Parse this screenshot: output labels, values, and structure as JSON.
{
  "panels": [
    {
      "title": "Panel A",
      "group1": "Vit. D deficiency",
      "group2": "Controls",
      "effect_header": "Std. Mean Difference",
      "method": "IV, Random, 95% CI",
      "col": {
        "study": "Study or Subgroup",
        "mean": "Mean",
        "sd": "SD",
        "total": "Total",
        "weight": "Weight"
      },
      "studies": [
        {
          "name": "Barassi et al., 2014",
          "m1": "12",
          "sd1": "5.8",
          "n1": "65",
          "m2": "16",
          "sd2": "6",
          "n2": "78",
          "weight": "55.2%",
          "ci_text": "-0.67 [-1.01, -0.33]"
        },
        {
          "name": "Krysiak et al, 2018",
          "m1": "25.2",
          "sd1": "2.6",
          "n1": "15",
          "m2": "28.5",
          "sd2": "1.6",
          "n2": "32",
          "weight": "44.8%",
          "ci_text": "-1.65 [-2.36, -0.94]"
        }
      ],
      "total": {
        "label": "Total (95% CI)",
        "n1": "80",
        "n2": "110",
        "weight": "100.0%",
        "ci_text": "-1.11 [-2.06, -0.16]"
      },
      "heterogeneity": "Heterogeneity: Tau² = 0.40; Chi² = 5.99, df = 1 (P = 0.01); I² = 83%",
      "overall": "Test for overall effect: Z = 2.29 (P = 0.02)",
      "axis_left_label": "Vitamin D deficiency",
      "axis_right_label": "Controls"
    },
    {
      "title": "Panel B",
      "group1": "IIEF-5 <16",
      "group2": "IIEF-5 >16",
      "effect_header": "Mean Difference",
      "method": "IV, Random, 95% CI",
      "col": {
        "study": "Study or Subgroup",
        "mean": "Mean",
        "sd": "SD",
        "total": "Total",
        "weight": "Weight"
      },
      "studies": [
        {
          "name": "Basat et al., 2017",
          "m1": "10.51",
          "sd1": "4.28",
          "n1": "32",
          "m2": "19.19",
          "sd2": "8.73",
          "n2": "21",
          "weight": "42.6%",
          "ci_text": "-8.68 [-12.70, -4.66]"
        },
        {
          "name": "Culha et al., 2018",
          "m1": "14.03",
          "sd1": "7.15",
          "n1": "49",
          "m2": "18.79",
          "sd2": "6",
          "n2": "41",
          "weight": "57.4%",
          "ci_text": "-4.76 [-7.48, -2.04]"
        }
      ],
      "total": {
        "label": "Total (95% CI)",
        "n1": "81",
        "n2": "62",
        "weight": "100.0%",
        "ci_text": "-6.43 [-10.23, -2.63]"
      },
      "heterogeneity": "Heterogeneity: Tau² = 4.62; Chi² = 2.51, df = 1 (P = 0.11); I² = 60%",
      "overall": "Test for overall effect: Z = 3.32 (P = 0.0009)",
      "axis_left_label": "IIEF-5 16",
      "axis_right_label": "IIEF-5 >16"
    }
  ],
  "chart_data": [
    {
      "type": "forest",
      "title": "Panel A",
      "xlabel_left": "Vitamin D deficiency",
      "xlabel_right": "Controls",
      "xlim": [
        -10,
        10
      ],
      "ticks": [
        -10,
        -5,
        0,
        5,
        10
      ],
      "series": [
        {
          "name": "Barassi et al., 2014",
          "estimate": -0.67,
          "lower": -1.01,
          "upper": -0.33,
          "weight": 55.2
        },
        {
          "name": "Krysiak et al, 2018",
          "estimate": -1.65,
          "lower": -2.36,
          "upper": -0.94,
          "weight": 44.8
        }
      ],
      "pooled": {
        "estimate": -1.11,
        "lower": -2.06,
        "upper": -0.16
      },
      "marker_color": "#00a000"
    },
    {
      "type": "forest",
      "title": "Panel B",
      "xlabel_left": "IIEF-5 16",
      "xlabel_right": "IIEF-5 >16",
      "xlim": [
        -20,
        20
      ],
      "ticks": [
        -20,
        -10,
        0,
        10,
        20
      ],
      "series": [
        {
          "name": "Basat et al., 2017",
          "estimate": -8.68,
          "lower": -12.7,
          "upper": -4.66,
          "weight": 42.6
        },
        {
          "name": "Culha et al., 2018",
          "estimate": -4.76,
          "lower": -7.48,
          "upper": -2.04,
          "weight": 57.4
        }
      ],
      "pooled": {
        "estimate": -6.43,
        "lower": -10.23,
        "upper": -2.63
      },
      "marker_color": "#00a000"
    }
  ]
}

-=-=-

> GIVEN EXERCISE
Go through the listing and copy all of it exactly.

> THE SOLUTION
Parse this screenshot: output labels, values, and structure as JSON.
{
  "panels": [
    {
      "title": "Panel A",
      "group1": "Vit. D deficiency",
      "group2": "Controls",
      "effect_header": "Std. Mean Difference",
      "method": "IV, Random, 95% CI",
      "col": {
        "study": "Study or Subgroup",
        "mean": "Mean",
        "sd": "SD",
        "total": "Total",
        "weight": "Weight"
      },
      "studies": [
        {
          "name": "Barassi et al., 2014",
          "m1": "12",
          "sd1": "5.8",
          "n1": "65",
          "m2": "16",
          "sd2": "6",
          "n2": "78",
          "weight": "55.2%",
          "ci_text": "-0.67 [-1.01, -0.33]"
        },
        {
          "name": "Krysiak et al, 2018",
          "m1": "25.2",
          "sd1": "2.6",
          "n1": "15",
          "m2": "28.5",
          "sd2": "1.6",
          "n2": "32",
          "weight": "44.8%",
          "ci_text": "-1.65 [-2.36, -0.94]"
        }
      ],
      "total": {
        "label": "Total (95% CI)",
        "n1": "80",
        "n2": "110",
        "weight": "100.0%",
        "ci_text": "-1.11 [-2.06, -0.16]"
      },
      "heterogeneity": "Heterogeneity: Tau² = 0.40; Chi² = 5.99, df = 1 (P = 0.01); I² = 83%",
      "overall": "Test for overall effect: Z = 2.29 (P = 0.02)",
      "axis_left_label": "Vitamin D deficiency",
      "axis_right_label": "Controls"
    },
    {
      "title": "Panel B",
      "group1": "IIEF-5 <16",
      "group2": "IIEF-5 >16",
      "effect_header": "Mean Difference",
      "method": "IV, Random, 95% CI",
      "col": {
        "study": "Study or Subgroup",
        "mean": "Mean",
        "sd": "SD",
        "total": "Total",
        "weight": "Weight"
      },
      "studies": [
        {
          "name": "Basat et al., 2017",
          "m1": "10.51",
          "sd1": "4.28",
          "n1": "32",
          "m2": "19.19",
          "sd2": "8.73",
          "n2": "21",
          "weight": "42.6%",
          "ci_text": "-8.68 [-12.70, -4.66]"
        },
        {
          "name": "Culha et al., 2018",
          "m1": "14.03",
          "sd1": "7.15",
          "n1": "49",
          "m2": "18.79",
          "sd2": "6",
          "n2": "41",
          "weight": "57.4%",
          "ci_text": "-4.76 [-7.48, -2.04]"
        }
      ],
      "total": {
        "label": "Total (95% CI)",
        "n1": "81",
        "n2": "62",
        "weight": "100.0%",
        "ci_text": "-6.43 [-10.23, -2.63]"
      },
      "heterogeneity": "Heterogeneity: Tau² = 4.62; Chi² = 2.51, df = 1 (P = 0.11); I² = 60%",
      "overall": "Test for overall effect: Z = 3.32 (P = 0.0009)",
      "axis_left_label": "IIEF-5 16",
      "axis_right_label": "IIEF-5 >16"
    }
  ],
  "chart_data": [
    {
      "type": "forest",
      "title": "Panel A",
      "xlabel_left": "Vitamin D deficiency",
      "xlabel_right": "Controls",
      "xlim": [
        -10,
        10
      ],
      "ticks": [
        -10,
        -5,
        0,
        5,
        10
      ],
      "series": [
        {
          "name": "Barassi et al., 2014",
          "estimate": -0.67,
          "lower": -1.01,
          "upper": -0.33,
          "weight": 55.2
        },
        {
          "name": "Krysiak et al, 2018",
          "estimate": -1.65,
          "lower": -2.36,
          "upper": -0.94,
          "weight": 44.8
        }
      ],
      "pooled": {
        "estimate": -1.11,
        "lower": -2.06,
        "upper": -0.16
      },
      "marker_color": "#00a000"
    },
    {
      "type": "forest",
      "title": "Panel B",
      "xlabel_left": "IIEF-5 16",
      "xlabel_right": "IIEF-5 >16",
      "xlim": [
        -20,
        20
      ],
      "ticks": [
        -20,
        -10,
        0,
        10,
        20
      ],
      "series": [
        {
          "name": "Basat et al., 2017",
          "estimate": -8.68,
          "lower": -12.7,
          "upper": -4.66,
          "weight": 42.6
        },
        {
          "name": "Culha et al., 2018",
          "estimate": -4.76,
          "lower": -7.48,
          "upper": -2.04,
          "weight": 57.4
        }
      ],
      "pooled": {
        "estimate": -6.43,
        "lower": -10.23,
        "upper": -2.63
      },
      "marker_color": "#00a000"
    }
  ]
}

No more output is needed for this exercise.